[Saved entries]
···
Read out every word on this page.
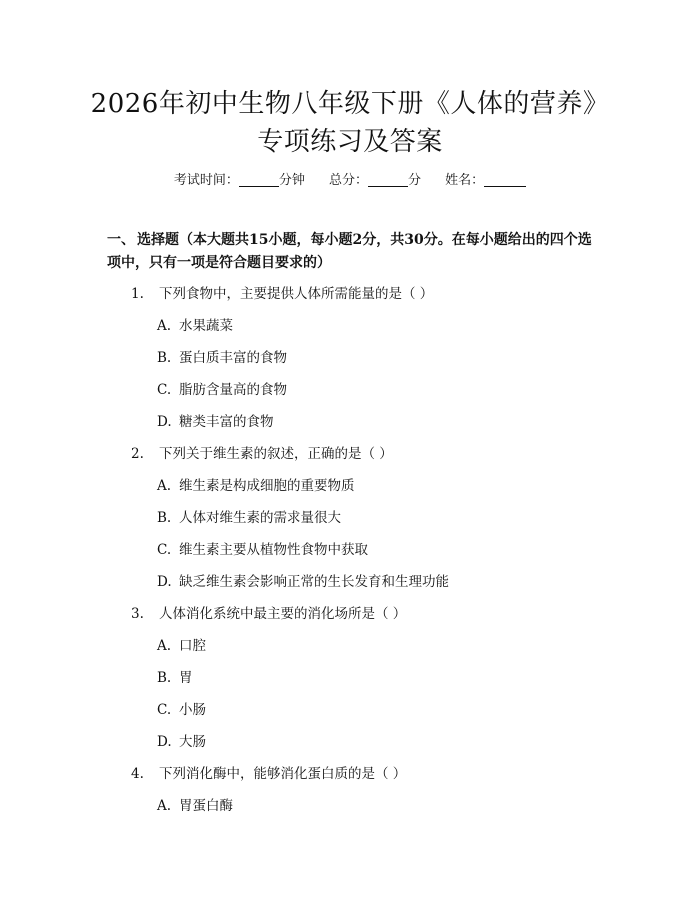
2026年初中生物八年级下册《人体的营养》
专项练习及答案
考试时间：	分钟 总分：	分 姓名：
一、 选择题（本大题共15小题，每小题2分，共30分。在每小题给出的四个选项中，只有一项是符合题目要求的）
1. 下列食物中，主要提供人体所需能量的是（ ）
A. 水果蔬菜
B. 蛋白质丰富的食物
C. 脂肪含量高的食物
D. 糖类丰富的食物
2. 下列关于维生素的叙述，正确的是（ ）
A. 维生素是构成细胞的重要物质
B. 人体对维生素的需求量很大
C. 维生素主要从植物性食物中获取
D. 缺乏维生素会影响正常的生长发育和生理功能
3. 人体消化系统中最主要的消化场所是（ ）
A. 口腔
B. 胃
C. 小肠
D. 大肠
4. 下列消化酶中，能够消化蛋白质的是（ ）
A. 胃蛋白酶
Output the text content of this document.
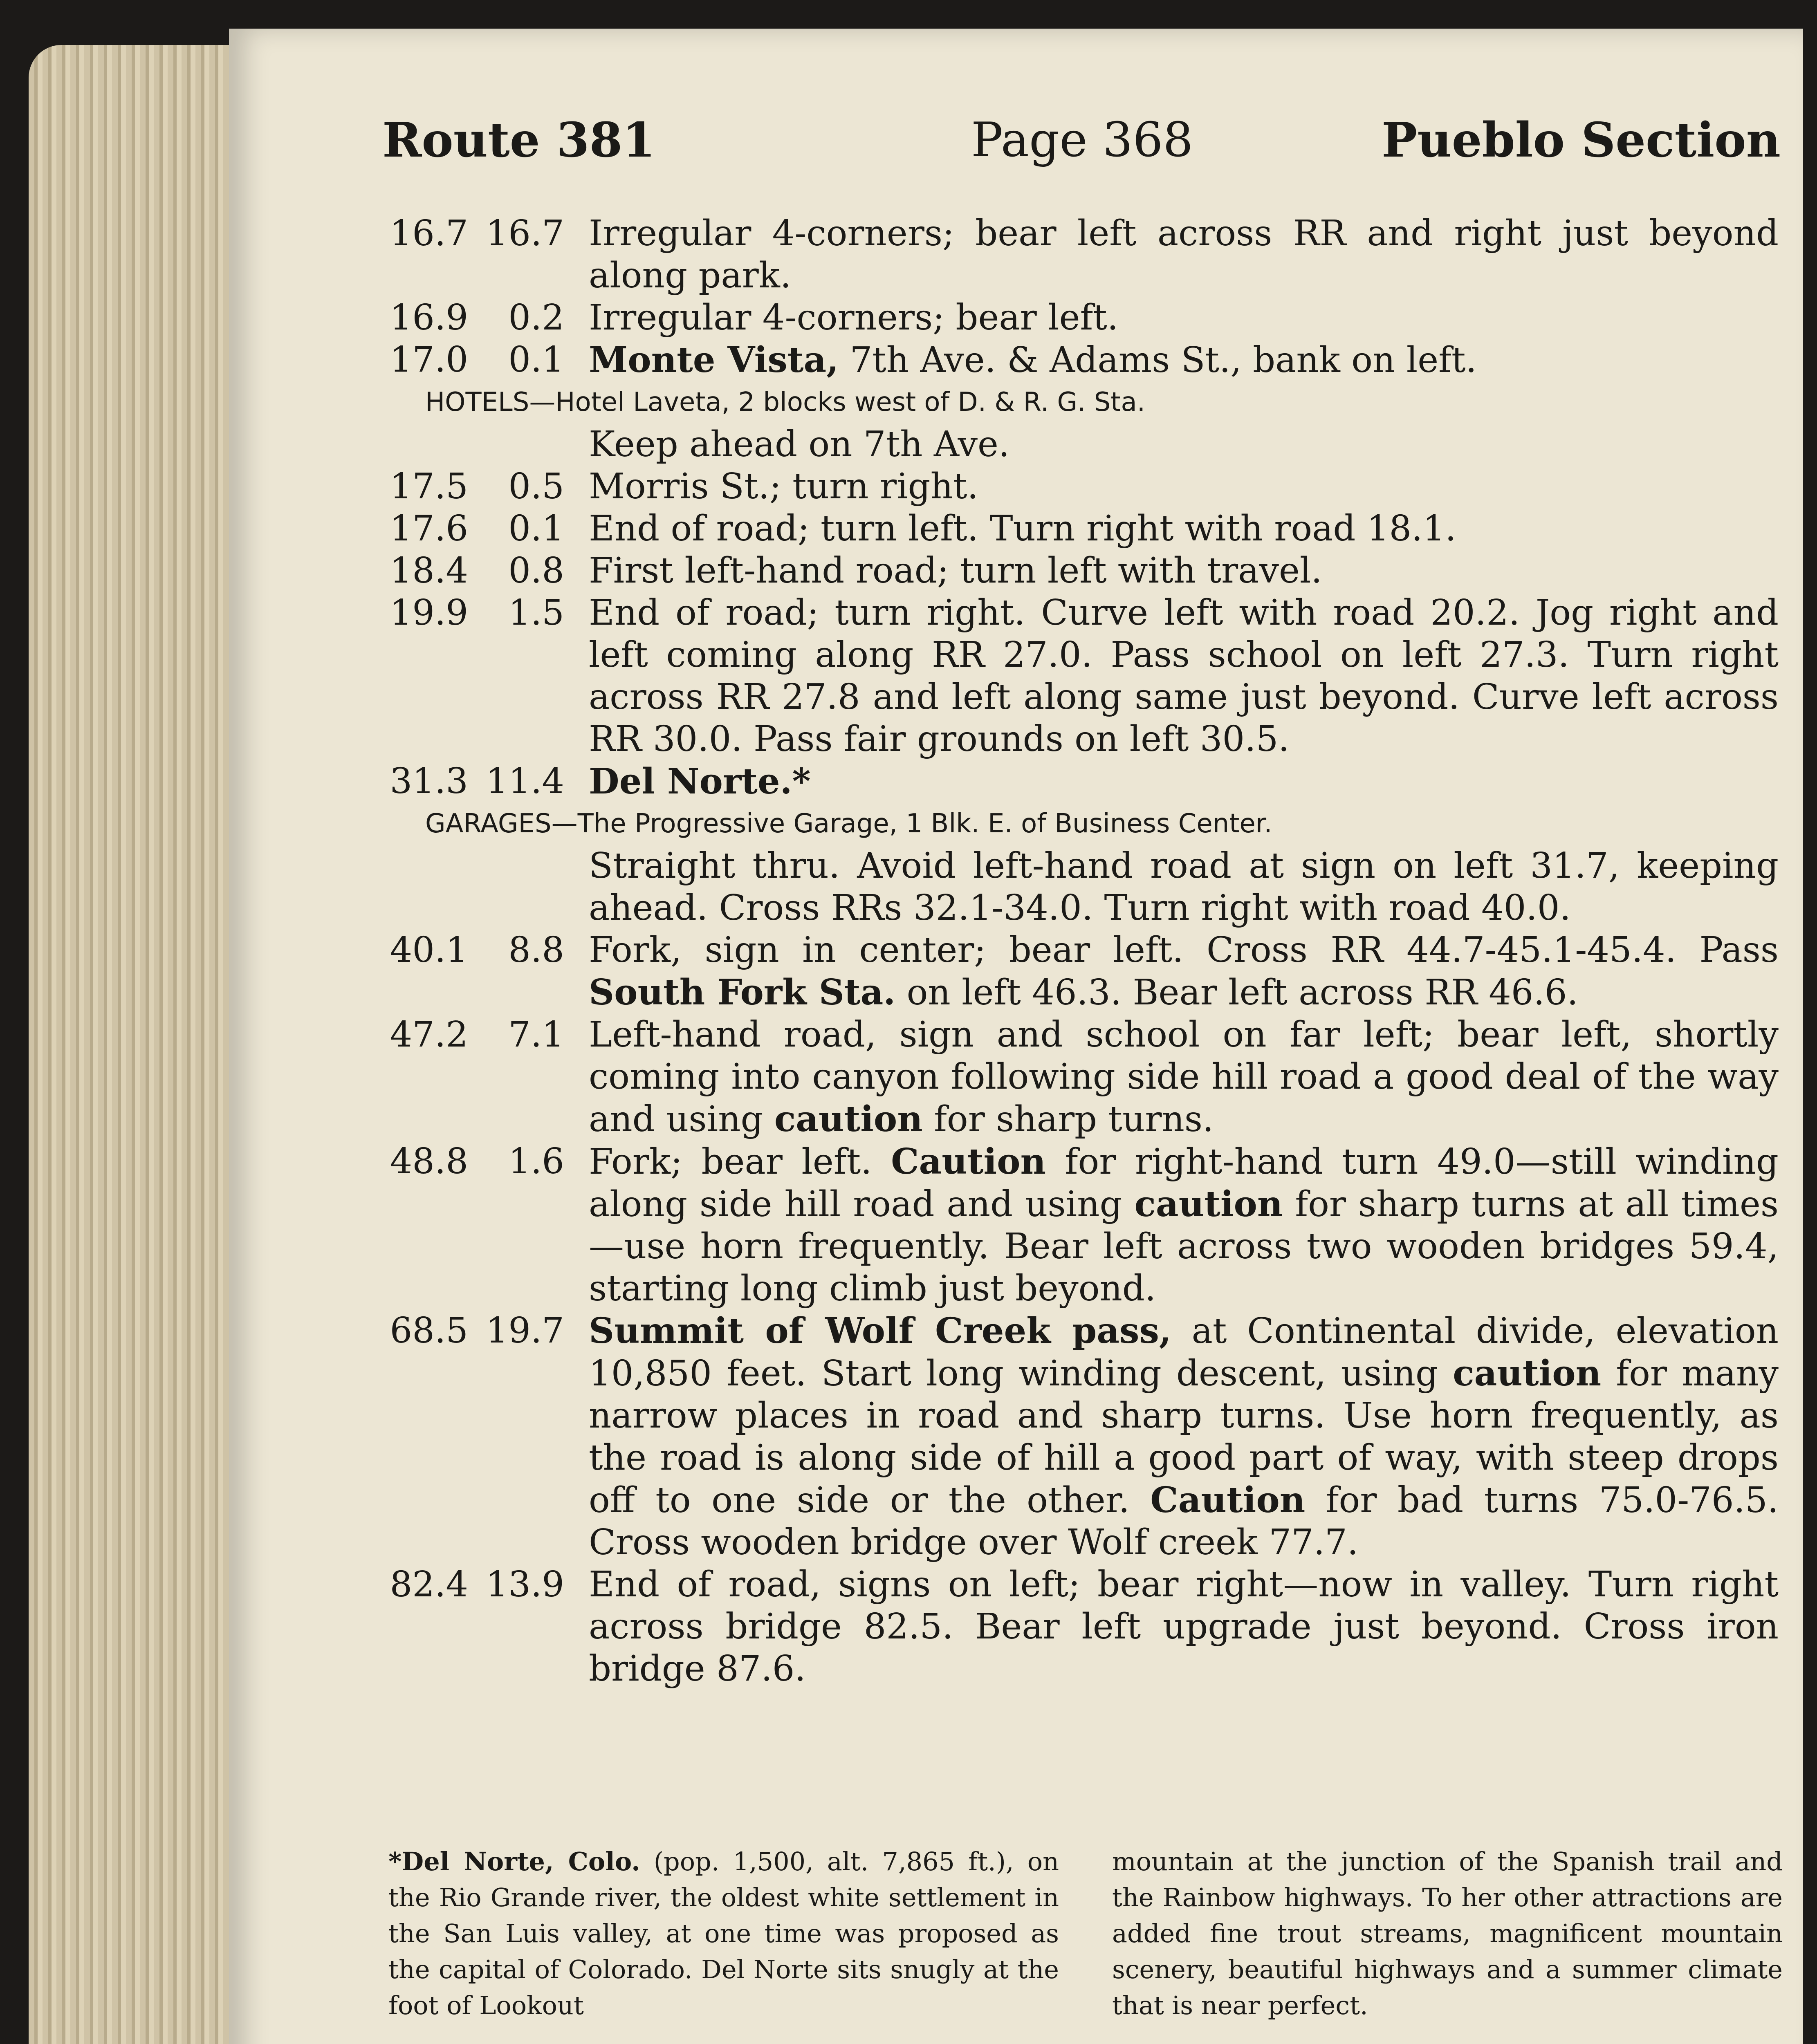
Route 381	Page 368	Pueblo Section
16.7 16.7 Irregular 4-corners; bear left across RR and right just beyond along park.
16.9	0.2 Irregular 4-corners; bear left.
17.0	0.1 Monte Vista, 7th Ave. & Adams St., bank on left.
HOTELS—Hotel Laveta, 2 blocks west of D. & R. G. Sta.
Keep ahead on 7th Ave.
17.5	0.5 Morris St.; turn right.
17.6	0.1 End of road; turn left. Turn right with road 18.1.
18.4	0.8 First left-hand road; turn left with travel.
19.9	1.5 End of road; turn right. Curve left with road 20.2. Jog right and left coming along RR 27.0. Pass school on left 27.3. Turn right across RR 27.8 and left along same just beyond. Curve left across RR 30.0. Pass fair grounds on left 30.5.
31.3 11.4 Del Norte.*
GARAGES—The Progressive Garage, 1 Blk. E. of Business Center.
Straight thru. Avoid left-hand road at sign on left 31.7, keeping ahead. Cross RRs 32.1-34.0. Turn right with road 40.0.
40.1	8.8 Fork, sign in center; bear left. Cross RR 44.7-45.1-45.4. Pass South Fork Sta. on left 46.3. Bear left across RR 46.6.
47.2	7.1 Left-hand road, sign and school on far left; bear left, shortly coming into canyon following side hill road a good deal of the way and using caution for sharp turns.
48.8	1.6 Fork; bear left. Caution for right-hand turn 49.0—still winding along side hill road and using caution for sharp turns at all times—use horn frequently. Bear left across two wooden bridges 59.4, starting long climb just beyond.
68.5 19.7 Summit of Wolf Creek pass, at Continental divide, elevation 10,850 feet. Start long winding descent, using caution for many narrow places in road and sharp turns. Use horn frequently, as the road is along side of hill a good part of way, with steep drops off to one side or the other. Caution for bad turns 75.0-76.5. Cross wooden bridge over Wolf creek 77.7.
82.4 13.9 End of road, signs on left; bear right—now in valley. Turn right across bridge 82.5. Bear left upgrade just beyond. Cross iron bridge 87.6.
*Del Norte, Colo. (pop. 1,500, alt. 7,865 ft.), on the Rio Grande river, the oldest white settlement in the San Luis valley, at one time was proposed as the capital of Colorado. Del Norte sits snugly at the foot of Lookout
mountain at the junction of the Spanish trail and the Rainbow highways. To her other attractions are added fine trout streams, magnificent mountain scenery, beautiful highways and a summer climate that is near perfect.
···
▶ [Directions]: Pull out every line in the material above where "corners" occurs.

▶ [Output of the task]:
16.7 16.7 Irregular 4-corners; bear left across RR and right just beyond along park.
16.9	0.2 Irregular 4-corners; bear left.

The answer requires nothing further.